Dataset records

○ ○ ○ ○ ○ ○ ○

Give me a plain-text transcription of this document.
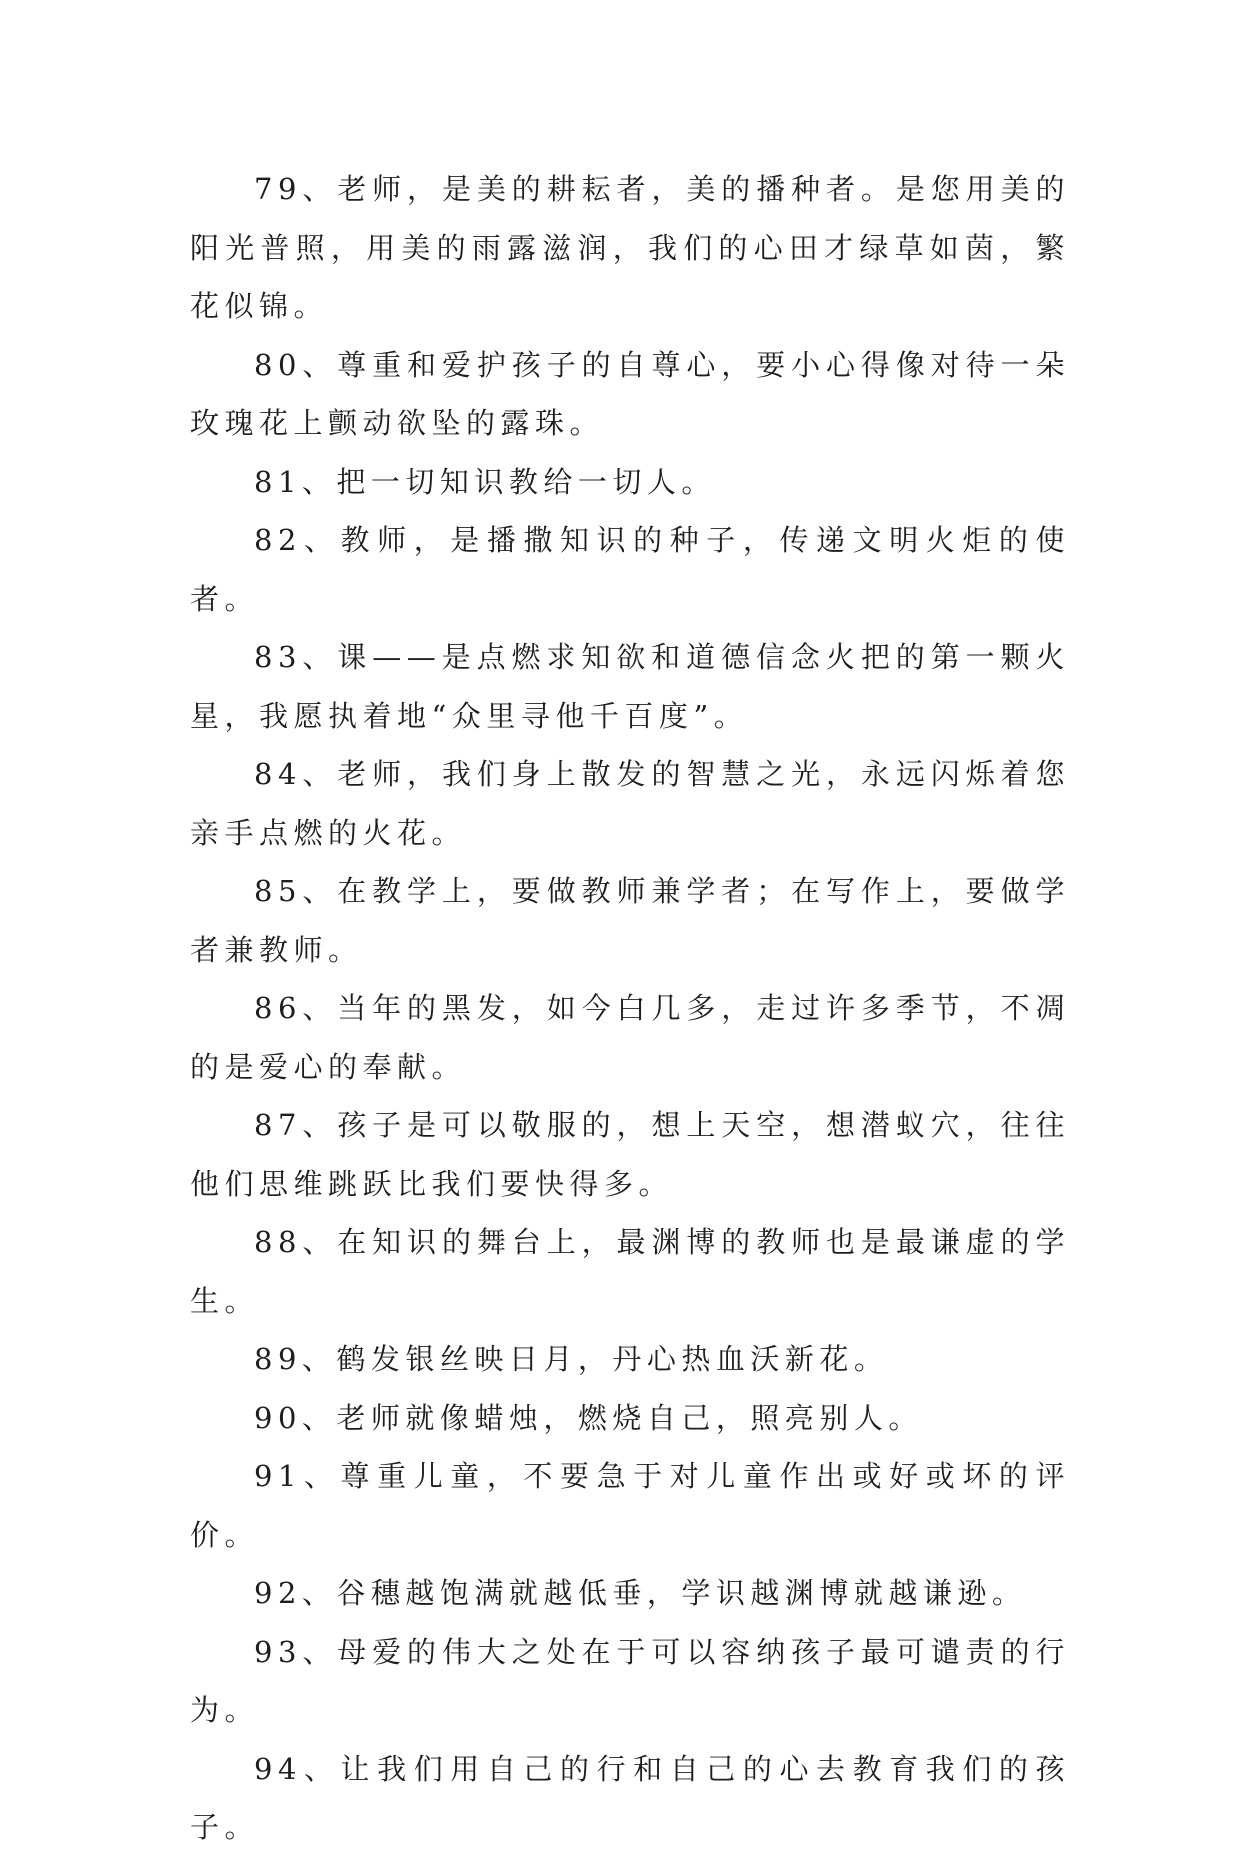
79、老师，是美的耕耘者，美的播种者。是您用美的阳光普照，用美的雨露滋润，我们的心田才绿草如茵，繁花似锦。

80、尊重和爱护孩子的自尊心，要小心得像对待一朵玫瑰花上颤动欲坠的露珠。

81、把一切知识教给一切人。

82、教师，是播撒知识的种子，传递文明火炬的使者。

83、课——是点燃求知欲和道德信念火把的第一颗火星，我愿执着地“众里寻他千百度”。

84、老师，我们身上散发的智慧之光，永远闪烁着您亲手点燃的火花。

85、在教学上，要做教师兼学者；在写作上，要做学者兼教师。

86、当年的黑发，如今白几多，走过许多季节，不凋的是爱心的奉献。

87、孩子是可以敬服的，想上天空，想潜蚁穴，往往他们思维跳跃比我们要快得多。

88、在知识的舞台上，最渊博的教师也是最谦虚的学生。

89、鹤发银丝映日月，丹心热血沃新花。

90、老师就像蜡烛，燃烧自己，照亮别人。

91、尊重儿童，不要急于对儿童作出或好或坏的评价。

92、谷穗越饱满就越低垂，学识越渊博就越谦逊。

93、母爱的伟大之处在于可以容纳孩子最可谴责的行为。

94、让我们用自己的行和自己的心去教育我们的孩子。
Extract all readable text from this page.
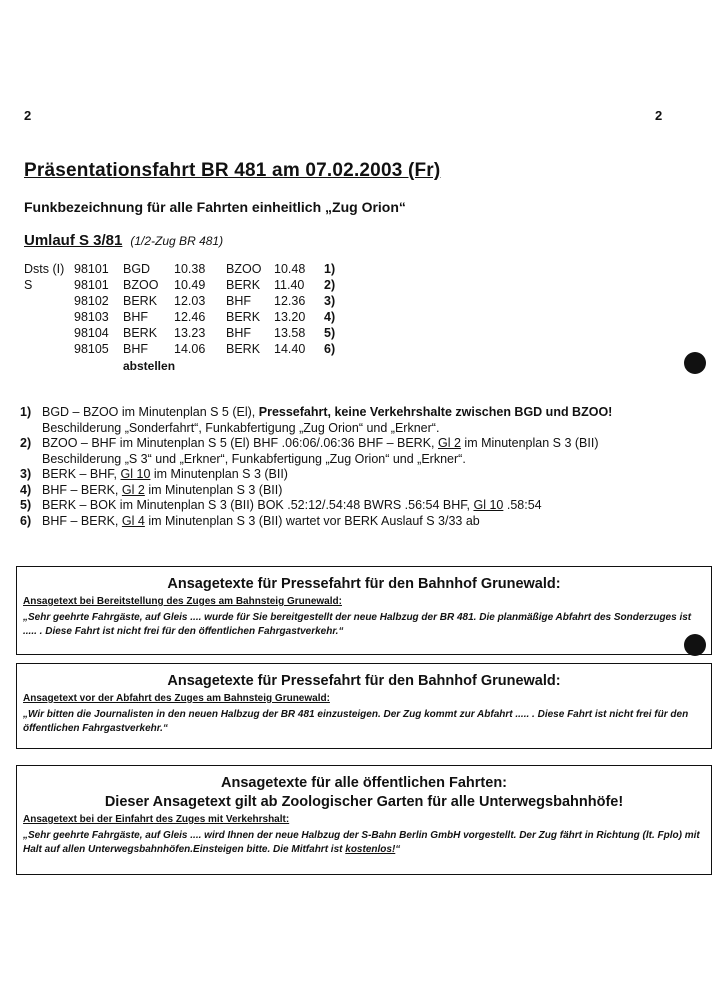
2	2
Präsentationsfahrt BR 481 am 07.02.2003 (Fr)
Funkbezeichnung für alle Fahrten einheitlich „Zug Orion“
Umlauf S 3/81 (1/2-Zug BR 481)
Dsts (I) 98101 BGD 10.38 BZOO 10.48 1)
S	98101 BZOO 10.49 BERK 11.40 2)
98102 BERK 12.03 BHF 12.36 3)
98103 BHF 12.46 BERK 13.20 4)
98104 BERK 13.23 BHF 13.58 5)
98105 BHF 14.06 BERK 14.40 6)
abstellen
1) BGD – BZOO im Minutenplan S 5 (El), Pressefahrt, keine Verkehrshalte zwischen BGD und BZOO!
Beschilderung „Sonderfahrt“, Funkabfertigung „Zug Orion“ und „Erkner“.
2) BZOO – BHF im Minutenplan S 5 (El) BHF .06:06/.06:36 BHF – BERK, Gl 2 im Minutenplan S 3 (BII)
Beschilderung „S 3“ und „Erkner“, Funkabfertigung „Zug Orion“ und „Erkner“.
3) BERK – BHF, Gl 10 im Minutenplan S 3 (BII)
4) BHF – BERK, Gl 2 im Minutenplan S 3 (BII)
5) BERK – BOK im Minutenplan S 3 (BII) BOK .52:12/.54:48 BWRS .56:54 BHF, Gl 10 .58:54
6) BHF – BERK, Gl 4 im Minutenplan S 3 (BII) wartet vor BERK Auslauf S 3/33 ab
Ansagetexte für Pressefahrt für den Bahnhof Grunewald:
Ansagetext bei Bereitstellung des Zuges am Bahnsteig Grunewald:
„Sehr geehrte Fahrgäste, auf Gleis .... wurde für Sie bereitgestellt der neue Halbzug der BR 481. Die planmäßige Abfahrt des Sonderzuges ist ..... . Diese Fahrt ist nicht frei für den öffentlichen Fahrgastverkehr.“
Ansagetexte für Pressefahrt für den Bahnhof Grunewald:
Ansagetext vor der Abfahrt des Zuges am Bahnsteig Grunewald:
„Wir bitten die Journalisten in den neuen Halbzug der BR 481 einzusteigen. Der Zug kommt zur Abfahrt ..... . Diese Fahrt ist nicht frei für den öffentlichen Fahrgastverkehr.“
Ansagetexte für alle öffentlichen Fahrten:
Dieser Ansagetext gilt ab Zoologischer Garten für alle Unterwegsbahnhöfe!
Ansagetext bei der Einfahrt des Zuges mit Verkehrshalt:
„Sehr geehrte Fahrgäste, auf Gleis .... wird Ihnen der neue Halbzug der S-Bahn Berlin GmbH vorgestellt. Der Zug fährt in Richtung (lt. Fplo) mit Halt auf allen Unterwegsbahnhöfen.Einsteigen bitte. Die Mitfahrt ist kostenlos!“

○ ○ ○ ○ ○ ○ ○

Short exercise:
Track down the lines that include the word "Bahnsteig" and copy them.

Response for this exercise:
Ansagetext bei Bereitstellung des Zuges am Bahnsteig Grunewald:
Ansagetext vor der Abfahrt des Zuges am Bahnsteig Grunewald:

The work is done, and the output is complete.